(SHORT PROBLEM):
Each line below should be quoted exactly, please.

******

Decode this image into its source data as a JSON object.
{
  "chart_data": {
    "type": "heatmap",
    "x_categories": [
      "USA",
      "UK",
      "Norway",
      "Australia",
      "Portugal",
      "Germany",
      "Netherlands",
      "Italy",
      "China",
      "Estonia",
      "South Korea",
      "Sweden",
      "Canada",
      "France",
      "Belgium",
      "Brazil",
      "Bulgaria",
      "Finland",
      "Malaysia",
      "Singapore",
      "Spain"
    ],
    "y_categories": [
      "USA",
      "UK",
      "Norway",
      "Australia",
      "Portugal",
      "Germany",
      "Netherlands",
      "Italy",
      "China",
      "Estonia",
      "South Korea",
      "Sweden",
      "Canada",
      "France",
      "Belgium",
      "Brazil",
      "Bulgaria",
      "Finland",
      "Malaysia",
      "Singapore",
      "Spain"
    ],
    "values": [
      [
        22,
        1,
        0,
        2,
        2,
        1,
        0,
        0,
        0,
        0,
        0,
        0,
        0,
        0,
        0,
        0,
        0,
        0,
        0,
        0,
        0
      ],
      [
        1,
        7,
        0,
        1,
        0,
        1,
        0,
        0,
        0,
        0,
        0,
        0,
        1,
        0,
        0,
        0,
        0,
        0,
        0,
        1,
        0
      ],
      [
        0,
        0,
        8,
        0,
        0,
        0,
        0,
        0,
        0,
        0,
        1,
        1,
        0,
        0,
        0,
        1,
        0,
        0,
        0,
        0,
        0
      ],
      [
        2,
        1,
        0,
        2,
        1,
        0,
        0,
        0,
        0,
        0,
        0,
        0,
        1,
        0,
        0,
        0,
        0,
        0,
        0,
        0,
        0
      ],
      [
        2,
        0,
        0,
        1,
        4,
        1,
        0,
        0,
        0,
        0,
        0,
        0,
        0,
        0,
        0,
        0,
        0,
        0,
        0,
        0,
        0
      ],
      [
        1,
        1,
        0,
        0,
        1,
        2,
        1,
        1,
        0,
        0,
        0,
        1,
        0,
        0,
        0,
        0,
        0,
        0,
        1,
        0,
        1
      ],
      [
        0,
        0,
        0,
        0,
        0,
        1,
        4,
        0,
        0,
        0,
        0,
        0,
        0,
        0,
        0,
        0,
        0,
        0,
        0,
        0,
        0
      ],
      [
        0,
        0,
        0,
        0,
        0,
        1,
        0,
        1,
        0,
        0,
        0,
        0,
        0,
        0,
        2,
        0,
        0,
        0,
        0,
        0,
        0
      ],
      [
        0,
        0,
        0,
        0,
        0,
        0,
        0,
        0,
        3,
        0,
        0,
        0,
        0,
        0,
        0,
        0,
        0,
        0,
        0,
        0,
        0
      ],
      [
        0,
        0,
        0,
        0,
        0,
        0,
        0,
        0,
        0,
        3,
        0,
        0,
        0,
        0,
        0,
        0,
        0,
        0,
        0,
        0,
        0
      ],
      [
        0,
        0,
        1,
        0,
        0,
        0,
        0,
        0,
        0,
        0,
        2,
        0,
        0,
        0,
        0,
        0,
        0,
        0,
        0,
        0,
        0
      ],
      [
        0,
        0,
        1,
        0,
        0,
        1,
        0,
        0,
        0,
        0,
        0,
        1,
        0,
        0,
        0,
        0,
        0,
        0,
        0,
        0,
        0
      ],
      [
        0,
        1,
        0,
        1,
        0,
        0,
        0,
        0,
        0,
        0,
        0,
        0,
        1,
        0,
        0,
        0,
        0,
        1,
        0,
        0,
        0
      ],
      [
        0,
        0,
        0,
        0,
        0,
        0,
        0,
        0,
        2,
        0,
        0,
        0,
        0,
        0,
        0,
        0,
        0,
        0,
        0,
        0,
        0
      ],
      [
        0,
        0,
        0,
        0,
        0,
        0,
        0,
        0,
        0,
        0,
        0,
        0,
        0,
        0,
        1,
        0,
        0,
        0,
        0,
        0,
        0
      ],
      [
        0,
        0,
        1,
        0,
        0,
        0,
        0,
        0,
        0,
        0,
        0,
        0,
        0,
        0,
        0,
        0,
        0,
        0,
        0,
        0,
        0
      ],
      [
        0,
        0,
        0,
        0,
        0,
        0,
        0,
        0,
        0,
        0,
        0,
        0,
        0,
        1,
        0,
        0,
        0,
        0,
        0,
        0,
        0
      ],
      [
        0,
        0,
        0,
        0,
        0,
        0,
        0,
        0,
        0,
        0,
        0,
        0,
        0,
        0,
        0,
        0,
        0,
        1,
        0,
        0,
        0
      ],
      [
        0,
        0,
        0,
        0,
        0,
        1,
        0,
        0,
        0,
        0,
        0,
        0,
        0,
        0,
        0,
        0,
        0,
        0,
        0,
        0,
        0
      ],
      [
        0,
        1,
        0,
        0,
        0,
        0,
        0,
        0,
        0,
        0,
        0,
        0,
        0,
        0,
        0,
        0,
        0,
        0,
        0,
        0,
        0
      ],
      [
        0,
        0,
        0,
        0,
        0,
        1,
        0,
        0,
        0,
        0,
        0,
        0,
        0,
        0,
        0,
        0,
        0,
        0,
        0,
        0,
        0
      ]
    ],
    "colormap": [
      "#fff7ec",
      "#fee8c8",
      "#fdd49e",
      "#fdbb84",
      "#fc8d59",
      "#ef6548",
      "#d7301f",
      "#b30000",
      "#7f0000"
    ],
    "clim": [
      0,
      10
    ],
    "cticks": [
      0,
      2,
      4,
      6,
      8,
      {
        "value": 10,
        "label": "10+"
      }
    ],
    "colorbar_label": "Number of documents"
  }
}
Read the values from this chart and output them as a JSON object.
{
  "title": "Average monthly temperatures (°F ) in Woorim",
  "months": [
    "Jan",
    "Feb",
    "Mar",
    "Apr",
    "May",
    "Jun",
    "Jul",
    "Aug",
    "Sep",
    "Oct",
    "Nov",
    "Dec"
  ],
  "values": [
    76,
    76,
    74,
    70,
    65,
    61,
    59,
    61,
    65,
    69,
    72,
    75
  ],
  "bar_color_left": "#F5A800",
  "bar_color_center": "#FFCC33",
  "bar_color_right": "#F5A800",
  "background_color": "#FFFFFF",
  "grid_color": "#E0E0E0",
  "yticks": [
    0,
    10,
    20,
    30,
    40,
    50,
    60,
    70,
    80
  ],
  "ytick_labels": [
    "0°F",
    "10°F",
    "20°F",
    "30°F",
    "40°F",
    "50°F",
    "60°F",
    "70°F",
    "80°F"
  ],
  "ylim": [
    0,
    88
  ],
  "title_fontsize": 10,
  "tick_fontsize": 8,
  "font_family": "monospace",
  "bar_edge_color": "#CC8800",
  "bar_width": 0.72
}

******

(TASK OUTPUT):
Decode this image into its source data as a JSON object.
{
  "chart_data": {
    "type": "heatmap",
    "x_categories": [
      "USA",
      "UK",
      "Norway",
      "Australia",
      "Portugal",
      "Germany",
      "Netherlands",
      "Italy",
      "China",
      "Estonia",
      "South Korea",
      "Sweden",
      "Canada",
      "France",
      "Belgium",
      "Brazil",
      "Bulgaria",
      "Finland",
      "Malaysia",
      "Singapore",
      "Spain"
    ],
    "y_categories": [
      "USA",
      "UK",
      "Norway",
      "Australia",
      "Portugal",
      "Germany",
      "Netherlands",
      "Italy",
      "China",
      "Estonia",
      "South Korea",
      "Sweden",
      "Canada",
      "France",
      "Belgium",
      "Brazil",
      "Bulgaria",
      "Finland",
      "Malaysia",
      "Singapore",
      "Spain"
    ],
    "values": [
      [
        22,
        1,
        0,
        2,
        2,
        1,
        0,
        0,
        0,
        0,
        0,
        0,
        0,
        0,
        0,
        0,
        0,
        0,
        0,
        0,
        0
      ],
      [
        1,
        7,
        0,
        1,
        0,
        1,
        0,
        0,
        0,
        0,
        0,
        0,
        1,
        0,
        0,
        0,
        0,
        0,
        0,
        1,
        0
      ],
      [
        0,
        0,
        8,
        0,
        0,
        0,
        0,
        0,
        0,
        0,
        1,
        1,
        0,
        0,
        0,
        1,
        0,
        0,
        0,
        0,
        0
      ],
      [
        2,
        1,
        0,
        2,
        1,
        0,
        0,
        0,
        0,
        0,
        0,
        0,
        1,
        0,
        0,
        0,
        0,
        0,
        0,
        0,
        0
      ],
      [
        2,
        0,
        0,
        1,
        4,
        1,
        0,
        0,
        0,
        0,
        0,
        0,
        0,
        0,
        0,
        0,
        0,
        0,
        0,
        0,
        0
      ],
      [
        1,
        1,
        0,
        0,
        1,
        2,
        1,
        1,
        0,
        0,
        0,
        1,
        0,
        0,
        0,
        0,
        0,
        0,
        1,
        0,
        1
      ],
      [
        0,
        0,
        0,
        0,
        0,
        1,
        4,
        0,
        0,
        0,
        0,
        0,
        0,
        0,
        0,
        0,
        0,
        0,
        0,
        0,
        0
      ],
      [
        0,
        0,
        0,
        0,
        0,
        1,
        0,
        1,
        0,
        0,
        0,
        0,
        0,
        0,
        2,
        0,
        0,
        0,
        0,
        0,
        0
      ],
      [
        0,
        0,
        0,
        0,
        0,
        0,
        0,
        0,
        3,
        0,
        0,
        0,
        0,
        0,
        0,
        0,
        0,
        0,
        0,
        0,
        0
      ],
      [
        0,
        0,
        0,
        0,
        0,
        0,
        0,
        0,
        0,
        3,
        0,
        0,
        0,
        0,
        0,
        0,
        0,
        0,
        0,
        0,
        0
      ],
      [
        0,
        0,
        1,
        0,
        0,
        0,
        0,
        0,
        0,
        0,
        2,
        0,
        0,
        0,
        0,
        0,
        0,
        0,
        0,
        0,
        0
      ],
      [
        0,
        0,
        1,
        0,
        0,
        1,
        0,
        0,
        0,
        0,
        0,
        1,
        0,
        0,
        0,
        0,
        0,
        0,
        0,
        0,
        0
      ],
      [
        0,
        1,
        0,
        1,
        0,
        0,
        0,
        0,
        0,
        0,
        0,
        0,
        1,
        0,
        0,
        0,
        0,
        1,
        0,
        0,
        0
      ],
      [
        0,
        0,
        0,
        0,
        0,
        0,
        0,
        0,
        2,
        0,
        0,
        0,
        0,
        0,
        0,
        0,
        0,
        0,
        0,
        0,
        0
      ],
      [
        0,
        0,
        0,
        0,
        0,
        0,
        0,
        0,
        0,
        0,
        0,
        0,
        0,
        0,
        1,
        0,
        0,
        0,
        0,
        0,
        0
      ],
      [
        0,
        0,
        1,
        0,
        0,
        0,
        0,
        0,
        0,
        0,
        0,
        0,
        0,
        0,
        0,
        0,
        0,
        0,
        0,
        0,
        0
      ],
      [
        0,
        0,
        0,
        0,
        0,
        0,
        0,
        0,
        0,
        0,
        0,
        0,
        0,
        1,
        0,
        0,
        0,
        0,
        0,
        0,
        0
      ],
      [
        0,
        0,
        0,
        0,
        0,
        0,
        0,
        0,
        0,
        0,
        0,
        0,
        0,
        0,
        0,
        0,
        0,
        1,
        0,
        0,
        0
      ],
      [
        0,
        0,
        0,
        0,
        0,
        1,
        0,
        0,
        0,
        0,
        0,
        0,
        0,
        0,
        0,
        0,
        0,
        0,
        0,
        0,
        0
      ],
      [
        0,
        1,
        0,
        0,
        0,
        0,
        0,
        0,
        0,
        0,
        0,
        0,
        0,
        0,
        0,
        0,
        0,
        0,
        0,
        0,
        0
      ],
      [
        0,
        0,
        0,
        0,
        0,
        1,
        0,
        0,
        0,
        0,
        0,
        0,
        0,
        0,
        0,
        0,
        0,
        0,
        0,
        0,
        0
      ]
    ],
    "colormap": [
      "#fff7ec",
      "#fee8c8",
      "#fdd49e",
      "#fdbb84",
      "#fc8d59",
      "#ef6548",
      "#d7301f",
      "#b30000",
      "#7f0000"
    ],
    "clim": [
      0,
      10
    ],
    "cticks": [
      0,
      2,
      4,
      6,
      8,
      {
        "value": 10,
        "label": "10+"
      }
    ],
    "colorbar_label": "Number of documents"
  }
}
Read the values from this chart and output them as a JSON object.
{
  "title": "Average monthly temperatures (°F ) in Woorim",
  "months": [
    "Jan",
    "Feb",
    "Mar",
    "Apr",
    "May",
    "Jun",
    "Jul",
    "Aug",
    "Sep",
    "Oct",
    "Nov",
    "Dec"
  ],
  "values": [
    76,
    76,
    74,
    70,
    65,
    61,
    59,
    61,
    65,
    69,
    72,
    75
  ],
  "bar_color_left": "#F5A800",
  "bar_color_center": "#FFCC33",
  "bar_color_right": "#F5A800",
  "background_color": "#FFFFFF",
  "grid_color": "#E0E0E0",
  "yticks": [
    0,
    10,
    20,
    30,
    40,
    50,
    60,
    70,
    80
  ],
  "ytick_labels": [
    "0°F",
    "10°F",
    "20°F",
    "30°F",
    "40°F",
    "50°F",
    "60°F",
    "70°F",
    "80°F"
  ],
  "ylim": [
    0,
    88
  ],
  "title_fontsize": 10,
  "tick_fontsize": 8,
  "font_family": "monospace",
  "bar_edge_color": "#CC8800",
  "bar_width": 0.72
}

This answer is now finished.